Dataset entries
:::::

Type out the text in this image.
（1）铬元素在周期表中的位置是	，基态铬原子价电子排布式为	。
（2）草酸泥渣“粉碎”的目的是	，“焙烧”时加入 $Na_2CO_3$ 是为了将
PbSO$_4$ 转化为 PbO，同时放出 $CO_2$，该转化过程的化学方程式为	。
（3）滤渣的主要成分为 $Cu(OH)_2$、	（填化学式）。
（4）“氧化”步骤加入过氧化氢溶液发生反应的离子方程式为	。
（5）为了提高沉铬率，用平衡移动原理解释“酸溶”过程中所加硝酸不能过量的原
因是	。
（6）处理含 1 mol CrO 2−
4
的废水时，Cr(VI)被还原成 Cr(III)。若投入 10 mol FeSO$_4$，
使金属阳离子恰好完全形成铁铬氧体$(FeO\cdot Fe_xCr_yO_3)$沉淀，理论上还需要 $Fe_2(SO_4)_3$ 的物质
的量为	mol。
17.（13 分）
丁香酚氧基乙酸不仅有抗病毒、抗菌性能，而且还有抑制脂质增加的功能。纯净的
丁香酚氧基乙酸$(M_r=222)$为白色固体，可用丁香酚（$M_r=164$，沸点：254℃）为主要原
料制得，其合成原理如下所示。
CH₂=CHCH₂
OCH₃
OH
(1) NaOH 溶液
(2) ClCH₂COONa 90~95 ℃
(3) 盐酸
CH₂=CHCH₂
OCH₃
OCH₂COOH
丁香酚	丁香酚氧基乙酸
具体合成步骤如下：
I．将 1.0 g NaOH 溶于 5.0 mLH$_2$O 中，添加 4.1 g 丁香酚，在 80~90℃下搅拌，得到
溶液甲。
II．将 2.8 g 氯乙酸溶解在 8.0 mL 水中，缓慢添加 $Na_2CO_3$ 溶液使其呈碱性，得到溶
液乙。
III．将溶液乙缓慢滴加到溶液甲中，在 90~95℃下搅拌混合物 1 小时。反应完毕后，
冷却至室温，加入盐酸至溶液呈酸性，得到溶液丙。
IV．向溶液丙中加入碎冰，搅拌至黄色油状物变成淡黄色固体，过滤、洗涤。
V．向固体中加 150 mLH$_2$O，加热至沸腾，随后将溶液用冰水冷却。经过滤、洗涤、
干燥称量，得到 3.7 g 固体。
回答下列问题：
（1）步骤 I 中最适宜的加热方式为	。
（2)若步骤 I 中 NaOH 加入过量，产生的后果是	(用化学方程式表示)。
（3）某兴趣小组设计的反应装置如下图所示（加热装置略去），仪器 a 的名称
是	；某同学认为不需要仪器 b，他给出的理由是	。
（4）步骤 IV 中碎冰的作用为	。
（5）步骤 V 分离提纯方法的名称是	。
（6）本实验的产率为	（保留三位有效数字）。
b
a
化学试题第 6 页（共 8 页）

:::::

Directions for this task
Repeat the data above, word for word.

Task answer
Type out the text in this image.
（1）铬元素在周期表中的位置是	，基态铬原子价电子排布式为	。
（2）草酸泥渣“粉碎”的目的是	，“焙烧”时加入 $Na_2CO_3$ 是为了将
PbSO$_4$ 转化为 PbO，同时放出 $CO_2$，该转化过程的化学方程式为	。
（3）滤渣的主要成分为 $Cu(OH)_2$、	（填化学式）。
（4）“氧化”步骤加入过氧化氢溶液发生反应的离子方程式为	。
（5）为了提高沉铬率，用平衡移动原理解释“酸溶”过程中所加硝酸不能过量的原
因是	。
（6）处理含 1 mol CrO 2−
4
的废水时，Cr(VI)被还原成 Cr(III)。若投入 10 mol FeSO$_4$，
使金属阳离子恰好完全形成铁铬氧体$(FeO\cdot Fe_xCr_yO_3)$沉淀，理论上还需要 $Fe_2(SO_4)_3$ 的物质
的量为	mol。
17.（13 分）
丁香酚氧基乙酸不仅有抗病毒、抗菌性能，而且还有抑制脂质增加的功能。纯净的
丁香酚氧基乙酸$(M_r=222)$为白色固体，可用丁香酚（$M_r=164$，沸点：254℃）为主要原
料制得，其合成原理如下所示。
CH₂=CHCH₂
OCH₃
OH
(1) NaOH 溶液
(2) ClCH₂COONa 90~95 ℃
(3) 盐酸
CH₂=CHCH₂
OCH₃
OCH₂COOH
丁香酚	丁香酚氧基乙酸
具体合成步骤如下：
I．将 1.0 g NaOH 溶于 5.0 mLH$_2$O 中，添加 4.1 g 丁香酚，在 80~90℃下搅拌，得到
溶液甲。
II．将 2.8 g 氯乙酸溶解在 8.0 mL 水中，缓慢添加 $Na_2CO_3$ 溶液使其呈碱性，得到溶
液乙。
III．将溶液乙缓慢滴加到溶液甲中，在 90~95℃下搅拌混合物 1 小时。反应完毕后，
冷却至室温，加入盐酸至溶液呈酸性，得到溶液丙。
IV．向溶液丙中加入碎冰，搅拌至黄色油状物变成淡黄色固体，过滤、洗涤。
V．向固体中加 150 mLH$_2$O，加热至沸腾，随后将溶液用冰水冷却。经过滤、洗涤、
干燥称量，得到 3.7 g 固体。
回答下列问题：
（1）步骤 I 中最适宜的加热方式为	。
（2)若步骤 I 中 NaOH 加入过量，产生的后果是	(用化学方程式表示)。
（3）某兴趣小组设计的反应装置如下图所示（加热装置略去），仪器 a 的名称
是	；某同学认为不需要仪器 b，他给出的理由是	。
（4）步骤 IV 中碎冰的作用为	。
（5）步骤 V 分离提纯方法的名称是	。
（6）本实验的产率为	（保留三位有效数字）。
b
a
化学试题第 6 页（共 8 页）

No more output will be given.